EXERCISE OBJECTIVE
Print all the entries verbatim.

THE RECORDS

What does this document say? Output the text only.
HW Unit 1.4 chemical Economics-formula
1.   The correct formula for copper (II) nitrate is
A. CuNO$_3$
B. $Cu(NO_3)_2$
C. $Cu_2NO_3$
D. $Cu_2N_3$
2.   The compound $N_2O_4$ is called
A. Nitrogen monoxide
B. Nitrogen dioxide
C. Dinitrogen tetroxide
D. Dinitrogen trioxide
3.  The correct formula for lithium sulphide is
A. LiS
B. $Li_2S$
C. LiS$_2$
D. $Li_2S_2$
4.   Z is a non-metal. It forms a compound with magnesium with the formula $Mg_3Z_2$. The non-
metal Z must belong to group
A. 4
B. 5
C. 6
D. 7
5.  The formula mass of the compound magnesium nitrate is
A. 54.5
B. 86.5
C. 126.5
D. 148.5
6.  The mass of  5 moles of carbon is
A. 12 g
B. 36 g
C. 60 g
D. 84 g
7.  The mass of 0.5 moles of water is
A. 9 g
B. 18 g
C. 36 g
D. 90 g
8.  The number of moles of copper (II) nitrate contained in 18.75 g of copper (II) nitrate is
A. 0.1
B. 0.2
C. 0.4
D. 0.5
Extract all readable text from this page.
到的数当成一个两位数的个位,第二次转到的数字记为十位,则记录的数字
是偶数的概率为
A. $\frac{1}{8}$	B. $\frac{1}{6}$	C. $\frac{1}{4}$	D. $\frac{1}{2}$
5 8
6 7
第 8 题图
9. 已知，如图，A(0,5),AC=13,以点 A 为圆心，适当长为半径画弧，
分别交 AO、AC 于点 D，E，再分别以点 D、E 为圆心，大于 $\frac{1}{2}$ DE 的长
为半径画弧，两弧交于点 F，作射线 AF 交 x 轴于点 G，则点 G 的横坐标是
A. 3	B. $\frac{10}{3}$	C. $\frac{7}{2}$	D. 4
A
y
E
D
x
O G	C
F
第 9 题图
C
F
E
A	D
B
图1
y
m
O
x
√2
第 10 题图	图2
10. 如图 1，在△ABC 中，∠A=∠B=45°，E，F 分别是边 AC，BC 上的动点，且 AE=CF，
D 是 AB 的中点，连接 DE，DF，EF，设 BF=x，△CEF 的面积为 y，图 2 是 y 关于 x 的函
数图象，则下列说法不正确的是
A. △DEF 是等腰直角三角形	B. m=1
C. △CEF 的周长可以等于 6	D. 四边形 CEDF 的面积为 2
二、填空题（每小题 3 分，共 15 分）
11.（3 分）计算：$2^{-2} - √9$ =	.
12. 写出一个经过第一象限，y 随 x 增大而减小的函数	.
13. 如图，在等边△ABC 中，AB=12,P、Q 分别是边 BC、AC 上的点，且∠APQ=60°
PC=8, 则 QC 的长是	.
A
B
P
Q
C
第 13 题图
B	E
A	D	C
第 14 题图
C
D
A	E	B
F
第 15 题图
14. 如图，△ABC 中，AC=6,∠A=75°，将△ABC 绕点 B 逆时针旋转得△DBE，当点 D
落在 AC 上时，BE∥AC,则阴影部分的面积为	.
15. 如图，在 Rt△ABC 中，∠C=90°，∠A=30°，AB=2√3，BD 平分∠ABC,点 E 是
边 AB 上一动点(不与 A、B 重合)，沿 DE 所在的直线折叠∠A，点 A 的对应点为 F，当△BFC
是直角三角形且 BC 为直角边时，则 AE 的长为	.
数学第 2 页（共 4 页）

WRITTEN ANSWER
What does this document say? Output the text only.
HW Unit 1.4 chemical Economics-formula
1.   The correct formula for copper (II) nitrate is
A. CuNO$_3$
B. $Cu(NO_3)_2$
C. $Cu_2NO_3$
D. $Cu_2N_3$
2.   The compound $N_2O_4$ is called
A. Nitrogen monoxide
B. Nitrogen dioxide
C. Dinitrogen tetroxide
D. Dinitrogen trioxide
3.  The correct formula for lithium sulphide is
A. LiS
B. $Li_2S$
C. LiS$_2$
D. $Li_2S_2$
4.   Z is a non-metal. It forms a compound with magnesium with the formula $Mg_3Z_2$. The non-
metal Z must belong to group
A. 4
B. 5
C. 6
D. 7
5.  The formula mass of the compound magnesium nitrate is
A. 54.5
B. 86.5
C. 126.5
D. 148.5
6.  The mass of  5 moles of carbon is
A. 12 g
B. 36 g
C. 60 g
D. 84 g
7.  The mass of 0.5 moles of water is
A. 9 g
B. 18 g
C. 36 g
D. 90 g
8.  The number of moles of copper (II) nitrate contained in 18.75 g of copper (II) nitrate is
A. 0.1
B. 0.2
C. 0.4
D. 0.5
Extract all readable text from this page.
到的数当成一个两位数的个位,第二次转到的数字记为十位,则记录的数字
是偶数的概率为
A. $\frac{1}{8}$	B. $\frac{1}{6}$	C. $\frac{1}{4}$	D. $\frac{1}{2}$
5 8
6 7
第 8 题图
9. 已知，如图，A(0,5),AC=13,以点 A 为圆心，适当长为半径画弧，
分别交 AO、AC 于点 D，E，再分别以点 D、E 为圆心，大于 $\frac{1}{2}$ DE 的长
为半径画弧，两弧交于点 F，作射线 AF 交 x 轴于点 G，则点 G 的横坐标是
A. 3	B. $\frac{10}{3}$	C. $\frac{7}{2}$	D. 4
A
y
E
D
x
O G	C
F
第 9 题图
C
F
E
A	D
B
图1
y
m
O
x
√2
第 10 题图	图2
10. 如图 1，在△ABC 中，∠A=∠B=45°，E，F 分别是边 AC，BC 上的动点，且 AE=CF，
D 是 AB 的中点，连接 DE，DF，EF，设 BF=x，△CEF 的面积为 y，图 2 是 y 关于 x 的函
数图象，则下列说法不正确的是
A. △DEF 是等腰直角三角形	B. m=1
C. △CEF 的周长可以等于 6	D. 四边形 CEDF 的面积为 2
二、填空题（每小题 3 分，共 15 分）
11.（3 分）计算：$2^{-2} - √9$ =	.
12. 写出一个经过第一象限，y 随 x 增大而减小的函数	.
13. 如图，在等边△ABC 中，AB=12,P、Q 分别是边 BC、AC 上的点，且∠APQ=60°
PC=8, 则 QC 的长是	.
A
B
P
Q
C
第 13 题图
B	E
A	D	C
第 14 题图
C
D
A	E	B
F
第 15 题图
14. 如图，△ABC 中，AC=6,∠A=75°，将△ABC 绕点 B 逆时针旋转得△DBE，当点 D
落在 AC 上时，BE∥AC,则阴影部分的面积为	.
15. 如图，在 Rt△ABC 中，∠C=90°，∠A=30°，AB=2√3，BD 平分∠ABC,点 E 是
边 AB 上一动点(不与 A、B 重合)，沿 DE 所在的直线折叠∠A，点 A 的对应点为 F，当△BFC
是直角三角形且 BC 为直角边时，则 AE 的长为	.
数学第 2 页（共 4 页）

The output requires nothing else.